- [Passage shown]
Thursday, May 20, 2010

My Daughters’ Dress


Before my first daughter was born, I was determined to make a dress for her.  I wanted to have it made in time to make the Christmas-announcement deadline of the coming arrival of a new grand-daughter.  As it turned out, I wound up buying a pink baby dress and wrapping it up under the tree for grandmas and grandpas to open (one of our more creative announcements, if you ask me).  That gave me the last half of my pregnancy to select fabric and a pattern and construct a piece of clothing I had waited seven years to have a reason to make.


We all wait for things in life.  Sometimes those things come before we are ready, and sometimes they come long after we are ready.  Sometimes they come after we stop caring about them at all; then we hardly notice we got what we were waiting for.  This dress, however, and the little baby girl that was going to wear it for the first time, were long-awaited.  Believe me when I say this dress was constructed out of pure mother love.  And they say mother love for a newborn is the purest there is because absolutely nothing is expected in return.  Every stitch was a little message to my daughter: “Mommy loves you”(especially on that hand-stitched rose garland).

- [Boxed element items]
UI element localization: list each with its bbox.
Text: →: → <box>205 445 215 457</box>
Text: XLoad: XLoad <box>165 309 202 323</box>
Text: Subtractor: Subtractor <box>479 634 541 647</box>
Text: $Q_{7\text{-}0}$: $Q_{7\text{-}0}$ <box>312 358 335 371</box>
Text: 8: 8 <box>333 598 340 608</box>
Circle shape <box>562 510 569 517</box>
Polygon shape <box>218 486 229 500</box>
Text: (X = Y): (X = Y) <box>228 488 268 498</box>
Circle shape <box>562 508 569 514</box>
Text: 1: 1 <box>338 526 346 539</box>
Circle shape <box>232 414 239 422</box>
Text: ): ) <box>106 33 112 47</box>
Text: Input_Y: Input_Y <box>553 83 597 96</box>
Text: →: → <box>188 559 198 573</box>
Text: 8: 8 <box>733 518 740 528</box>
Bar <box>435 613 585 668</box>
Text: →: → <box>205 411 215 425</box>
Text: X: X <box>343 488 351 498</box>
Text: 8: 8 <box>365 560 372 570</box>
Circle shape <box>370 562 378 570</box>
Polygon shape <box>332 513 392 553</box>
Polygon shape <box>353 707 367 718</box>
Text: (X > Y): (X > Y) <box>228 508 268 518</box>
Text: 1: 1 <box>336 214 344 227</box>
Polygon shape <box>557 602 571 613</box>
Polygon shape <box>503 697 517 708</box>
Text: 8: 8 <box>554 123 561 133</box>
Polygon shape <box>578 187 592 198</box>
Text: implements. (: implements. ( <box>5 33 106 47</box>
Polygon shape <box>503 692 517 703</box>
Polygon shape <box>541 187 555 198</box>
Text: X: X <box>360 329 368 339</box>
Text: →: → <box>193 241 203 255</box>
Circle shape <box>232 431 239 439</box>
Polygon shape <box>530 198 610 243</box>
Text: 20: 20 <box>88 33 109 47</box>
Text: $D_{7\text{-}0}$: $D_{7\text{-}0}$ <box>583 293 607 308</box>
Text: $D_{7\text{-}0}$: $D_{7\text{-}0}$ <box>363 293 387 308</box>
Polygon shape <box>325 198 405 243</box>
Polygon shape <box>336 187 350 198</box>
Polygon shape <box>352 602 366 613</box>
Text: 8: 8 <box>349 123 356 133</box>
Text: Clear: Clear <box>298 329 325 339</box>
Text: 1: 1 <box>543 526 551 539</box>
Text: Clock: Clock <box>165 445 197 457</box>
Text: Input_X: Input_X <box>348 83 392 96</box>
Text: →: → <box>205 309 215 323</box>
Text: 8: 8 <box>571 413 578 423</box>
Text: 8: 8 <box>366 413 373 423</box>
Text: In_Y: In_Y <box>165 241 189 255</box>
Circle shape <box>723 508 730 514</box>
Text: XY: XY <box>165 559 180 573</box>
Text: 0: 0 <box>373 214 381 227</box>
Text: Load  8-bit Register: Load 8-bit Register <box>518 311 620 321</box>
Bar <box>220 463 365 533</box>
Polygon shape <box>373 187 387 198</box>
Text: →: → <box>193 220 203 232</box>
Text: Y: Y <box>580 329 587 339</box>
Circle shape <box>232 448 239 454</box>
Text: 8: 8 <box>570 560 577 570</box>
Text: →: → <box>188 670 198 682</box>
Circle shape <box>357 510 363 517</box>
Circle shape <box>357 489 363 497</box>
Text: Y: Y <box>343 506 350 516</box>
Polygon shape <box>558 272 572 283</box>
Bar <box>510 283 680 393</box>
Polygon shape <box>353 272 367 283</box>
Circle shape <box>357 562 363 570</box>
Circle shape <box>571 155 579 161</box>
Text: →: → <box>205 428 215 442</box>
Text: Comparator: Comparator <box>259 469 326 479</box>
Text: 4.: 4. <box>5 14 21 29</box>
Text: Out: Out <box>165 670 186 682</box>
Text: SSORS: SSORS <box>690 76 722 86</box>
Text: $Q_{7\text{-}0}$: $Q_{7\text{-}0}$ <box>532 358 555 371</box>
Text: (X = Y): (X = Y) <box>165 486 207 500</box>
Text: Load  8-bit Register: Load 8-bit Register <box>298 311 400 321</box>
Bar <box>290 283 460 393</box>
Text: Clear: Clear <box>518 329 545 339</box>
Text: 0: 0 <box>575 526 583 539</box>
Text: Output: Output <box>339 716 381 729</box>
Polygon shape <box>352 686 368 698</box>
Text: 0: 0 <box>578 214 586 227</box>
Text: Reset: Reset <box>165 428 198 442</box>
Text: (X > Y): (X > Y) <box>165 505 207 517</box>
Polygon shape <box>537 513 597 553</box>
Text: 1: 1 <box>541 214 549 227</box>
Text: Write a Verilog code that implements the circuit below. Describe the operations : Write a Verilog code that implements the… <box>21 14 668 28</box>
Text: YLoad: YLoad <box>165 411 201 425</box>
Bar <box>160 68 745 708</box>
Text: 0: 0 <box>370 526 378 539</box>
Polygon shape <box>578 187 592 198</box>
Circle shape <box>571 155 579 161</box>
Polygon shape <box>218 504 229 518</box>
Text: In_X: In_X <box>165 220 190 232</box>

- [What to do]
1. Decide whether each statement agrees with the blog post, answering yes or no and quoting the words that settle it. (a) The writer finished the handmade dress in time for the Christmas announcement. (b) The writer had waited seven years for a reason to make this piece of clothing. (c) The dress included a hand-stitched rose garland.
2. Answer these questions from the blog post.
(a) What color was the baby dress wrapped under the tree?
(b) Who was meant to open that wrapped dress?
(c) What reason does the post give for calling mother love for a newborn the purest?
Use only the blog post to answer.

- [List of solutions]
1.
(a) No: "I wound up buying a pink baby dress and wrapping it up under the tree"
(b) Yes: "a piece of clothing I had waited seven years to have a reason to make"
(c) Yes: "especially on that hand-stitched rose garland"

2.
(a) Pink.
(b) Grandmas and grandpas.
(c) Absolutely nothing is expected in return.